### Exercise instructions
Lines before the one containing "Read out every word on this page." are left out; copy that line and every later line through the end of the data exactly.

══ Data excerpts ══

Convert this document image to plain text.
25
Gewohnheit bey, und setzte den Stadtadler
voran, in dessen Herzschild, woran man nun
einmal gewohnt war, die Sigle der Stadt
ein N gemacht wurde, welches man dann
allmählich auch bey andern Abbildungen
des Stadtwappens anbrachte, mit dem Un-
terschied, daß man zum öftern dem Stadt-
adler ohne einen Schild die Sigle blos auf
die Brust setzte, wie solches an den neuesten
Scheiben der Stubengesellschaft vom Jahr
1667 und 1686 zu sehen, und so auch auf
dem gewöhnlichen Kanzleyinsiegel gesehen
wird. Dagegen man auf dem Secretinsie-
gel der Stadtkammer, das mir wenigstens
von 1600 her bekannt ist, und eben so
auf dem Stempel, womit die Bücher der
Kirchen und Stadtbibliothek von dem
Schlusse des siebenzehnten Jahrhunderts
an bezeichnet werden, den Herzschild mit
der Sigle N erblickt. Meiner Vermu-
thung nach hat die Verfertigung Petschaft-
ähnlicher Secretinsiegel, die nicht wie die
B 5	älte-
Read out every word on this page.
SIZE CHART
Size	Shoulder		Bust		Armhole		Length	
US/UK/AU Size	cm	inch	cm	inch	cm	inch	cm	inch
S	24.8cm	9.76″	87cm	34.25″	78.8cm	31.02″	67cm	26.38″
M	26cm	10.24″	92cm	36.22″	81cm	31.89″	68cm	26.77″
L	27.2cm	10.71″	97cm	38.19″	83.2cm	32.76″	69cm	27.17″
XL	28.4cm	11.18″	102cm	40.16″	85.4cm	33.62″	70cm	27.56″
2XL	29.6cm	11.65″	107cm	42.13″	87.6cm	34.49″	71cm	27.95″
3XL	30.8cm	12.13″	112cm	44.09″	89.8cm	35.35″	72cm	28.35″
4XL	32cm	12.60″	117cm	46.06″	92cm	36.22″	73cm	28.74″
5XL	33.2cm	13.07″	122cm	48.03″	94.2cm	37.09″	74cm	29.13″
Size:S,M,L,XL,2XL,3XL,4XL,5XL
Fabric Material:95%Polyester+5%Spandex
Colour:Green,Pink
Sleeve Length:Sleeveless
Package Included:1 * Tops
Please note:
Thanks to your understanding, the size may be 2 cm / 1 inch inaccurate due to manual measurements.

═══

### Problem solution
Read out every word on this page.
SIZE CHART
Size	Shoulder		Bust		Armhole		Length	
US/UK/AU Size	cm	inch	cm	inch	cm	inch	cm	inch
S	24.8cm	9.76″	87cm	34.25″	78.8cm	31.02″	67cm	26.38″
M	26cm	10.24″	92cm	36.22″	81cm	31.89″	68cm	26.77″
L	27.2cm	10.71″	97cm	38.19″	83.2cm	32.76″	69cm	27.17″
XL	28.4cm	11.18″	102cm	40.16″	85.4cm	33.62″	70cm	27.56″
2XL	29.6cm	11.65″	107cm	42.13″	87.6cm	34.49″	71cm	27.95″
3XL	30.8cm	12.13″	112cm	44.09″	89.8cm	35.35″	72cm	28.35″
4XL	32cm	12.60″	117cm	46.06″	92cm	36.22″	73cm	28.74″
5XL	33.2cm	13.07″	122cm	48.03″	94.2cm	37.09″	74cm	29.13″
Size:S,M,L,XL,2XL,3XL,4XL,5XL
Fabric Material:95%Polyester+5%Spandex
Colour:Green,Pink
Sleeve Length:Sleeveless
Package Included:1 * Tops
Please note:
Thanks to your understanding, the size may be 2 cm / 1 inch inaccurate due to manual measurements.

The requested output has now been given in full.